■ Goal ■
Using the listing below, please gather every line containing the word "chevron".

━━━ Given entries ━━━

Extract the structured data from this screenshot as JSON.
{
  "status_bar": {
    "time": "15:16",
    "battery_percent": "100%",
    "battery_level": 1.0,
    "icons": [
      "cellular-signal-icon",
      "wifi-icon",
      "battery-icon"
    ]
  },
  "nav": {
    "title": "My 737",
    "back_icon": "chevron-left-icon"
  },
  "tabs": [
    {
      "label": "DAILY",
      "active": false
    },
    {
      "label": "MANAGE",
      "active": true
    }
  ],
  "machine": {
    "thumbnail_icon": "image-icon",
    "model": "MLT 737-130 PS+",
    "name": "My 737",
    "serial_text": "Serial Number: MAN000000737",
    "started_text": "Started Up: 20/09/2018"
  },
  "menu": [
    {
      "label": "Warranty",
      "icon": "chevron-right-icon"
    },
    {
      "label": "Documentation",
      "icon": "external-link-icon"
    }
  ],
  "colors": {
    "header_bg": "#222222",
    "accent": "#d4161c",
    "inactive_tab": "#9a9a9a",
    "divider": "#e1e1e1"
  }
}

━━━

■ Solution to the problem ■
    "back_icon": "chevron-left-icon"
      "icon": "chevron-right-icon"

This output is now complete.